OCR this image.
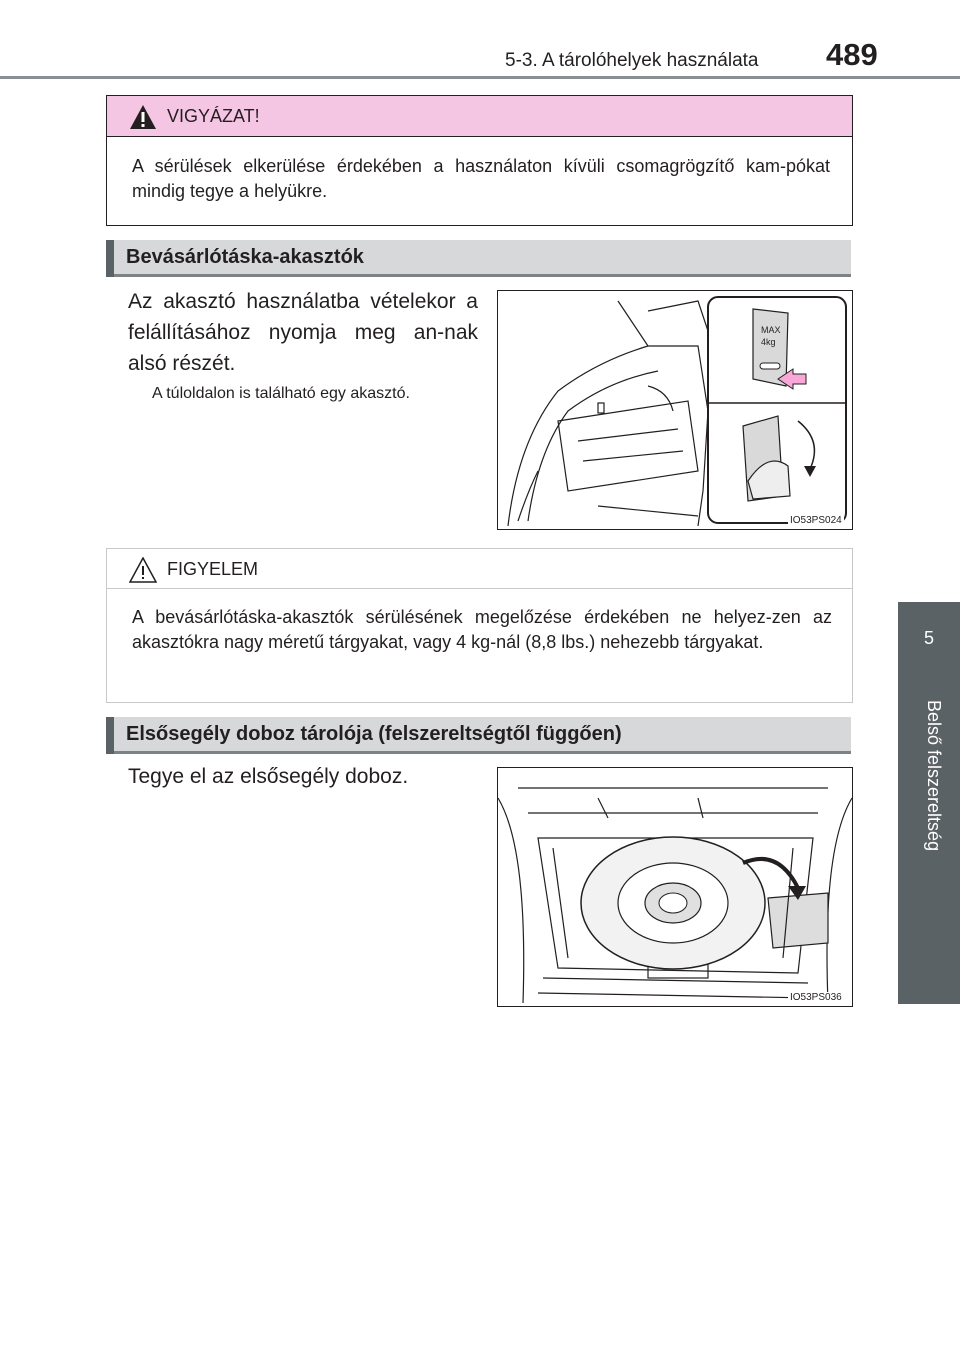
5-3. A tárolóhelyek használata 489
5
Belső felszereltség
VIGYÁZAT!
A sérülések elkerülése érdekében a használaton kívüli csomagrögzítő kam-pókat mindig tegye a helyükre.
Bevásárlótáska-akasztók
Az akasztó használatba vételekor a felállításához nyomja meg an-nak alsó részét.
A túloldalon is található egy akasztó.
MAX
4kg
IO53PS024
FIGYELEM
A bevásárlótáska-akasztók sérülésének megelőzése érdekében ne helyez-zen az akasztókra nagy méretű tárgyakat, vagy 4 kg-nál (8,8 lbs.) nehezebb tárgyakat.
Elsősegély doboz tárolója (felszereltségtől függően)
Tegye el az elsősegély doboz.
IO53PS036
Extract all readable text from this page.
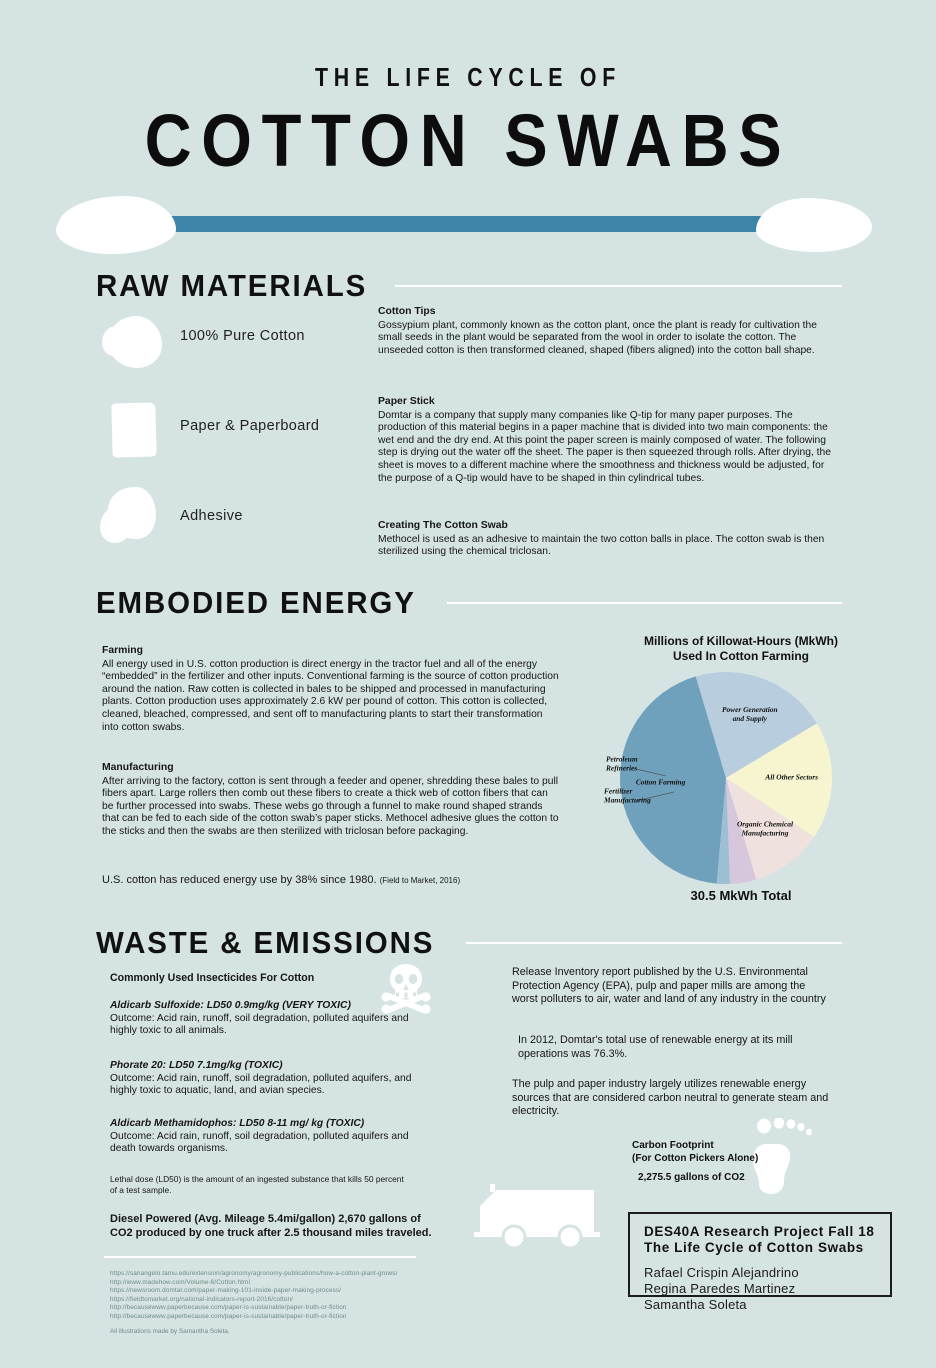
THE LIFE CYCLE OF
COTTON SWABS
RAW MATERIALS
100% Pure Cotton
Paper & Paperboard
Adhesive
Cotton Tips
Gossypium plant, commonly known as the cotton plant, once the plant is ready for cultivation the small seeds in the plant would be separated from the wool in order to isolate the cotton. The unseeded cotton is then transformed cleaned, shaped (fibers aligned) into the cotton ball shape.
Paper Stick
Domtar is a company that supply many companies like Q-tip for many paper purposes. The production of this material begins in a paper machine that is divided into two main components: the wet end and the dry end. At this point the paper screen is mainly composed of water. The following step is drying out the water off the sheet. The paper is then squeezed through rolls. After drying, the sheet is moves to a different machine where the smoothness and thickness would be adjusted, for the purpose of a Q-tip would have to be shaped in thin cylindrical tubes.
Creating The Cotton Swab
Methocel is used as an adhesive to maintain the two cotton balls in place. The cotton swab is then sterilized using the chemical triclosan.
EMBODIED ENERGY
Farming
All energy used in U.S. cotton production is direct energy in the tractor fuel and all of the energy “embedded” in the fertilizer and other inputs. Conventional farming is the source of cotton production around the nation. Raw cotten is collected in bales to be shipped and processed in manufacturing plants. Cotton production uses approximately 2.6 kW per pound of cotton. This cotton is collected, cleaned, bleached, compressed, and sent off to manufacturing plants to start their transformation into cotton swabs.
Manufacturing
After arriving to the factory, cotton is sent through a feeder and opener, shredding these bales to pull fibers apart. Large rollers then comb out these fibers to create a thick web of cotton fibers that can be further processed into swabs. These webs go through a funnel to make round shaped strands that can be fed to each side of the cotton swab’s paper sticks. Methocel adhesive glues the cotton to the sticks and then the swabs are then sterilized with triclosan before packaging.
U.S. cotton has reduced energy use by 38% since 1980. (Field to Market, 2016)
Millions of Killowat-Hours (MkWh)
Used In Cotton Farming
Cotton Farming
Power Generation and Supply
All Other Sectors
Organic Chemical Manufacturing
Fertilizer Manufacturing
Petroleum Refineries
30.5 MkWh Total
WASTE & EMISSIONS
Commonly Used Insecticides For Cotton
Aldicarb Sulfoxide: LD50 0.9mg/kg (VERY TOXIC)
Outcome: Acid rain, runoff, soil degradation, polluted aquifers and highly toxic to all animals.
Phorate 20: LD50 7.1mg/kg (TOXIC)
Outcome: Acid rain, runoff, soil degradation, polluted aquifers, and highly toxic to aquatic, land, and avian species.
Aldicarb Methamidophos: LD50 8-11 mg/ kg (TOXIC)
Outcome: Acid rain, runoff, soil degradation, polluted aquifers and death towards organisms.
Lethal dose (LD50) is the amount of an ingested substance that kills 50 percent of a test sample.
Diesel Powered (Avg. Mileage 5.4mi/gallon) 2,670 gallons of CO2 produced by one truck after 2.5 thousand miles traveled.
Release Inventory report published by the U.S. Environmental Protection Agency (EPA), pulp and paper mills are among the worst polluters to air, water and land of any industry in the country
In 2012, Domtar's total use of renewable energy at its mill operations was 76.3%.
The pulp and paper industry largely utilizes renewable energy sources that are considered carbon neutral to generate steam and electricity.
Carbon Footprint
(For Cotton Pickers Alone)
2,275.5 gallons of CO2
DES40A Research Project Fall 18
The Life Cycle of Cotton Swabs
Rafael Crispin Alejandrino
Regina Paredes Martinez
Samantha Soleta
https://sanangelo.tamu.edu/extension/agronomy/agronomy-publications/how-a-cotton-plant-grows/
http://www.madehow.com/Volume-6/Cotton.html
https://newsroom.domtar.com/paper-making-101-inside-paper-making-process/
https://fieldtomarket.org/national-indicators-report-2016/cotton/
http://becausewww.paperbecause.com/paper-is-sustainable/paper-truth-or-fiction
http://becausewww.paperbecause.com/paper-is-sustainable/paper-truth-or-fiction
All illustrations made by Samantha Soleta.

++++++

Task directions = Filter the listing above by the word "Samantha"; copy each line that passes.

Answer to this exercise =
Samantha Soleta
All illustrations made by Samantha Soleta.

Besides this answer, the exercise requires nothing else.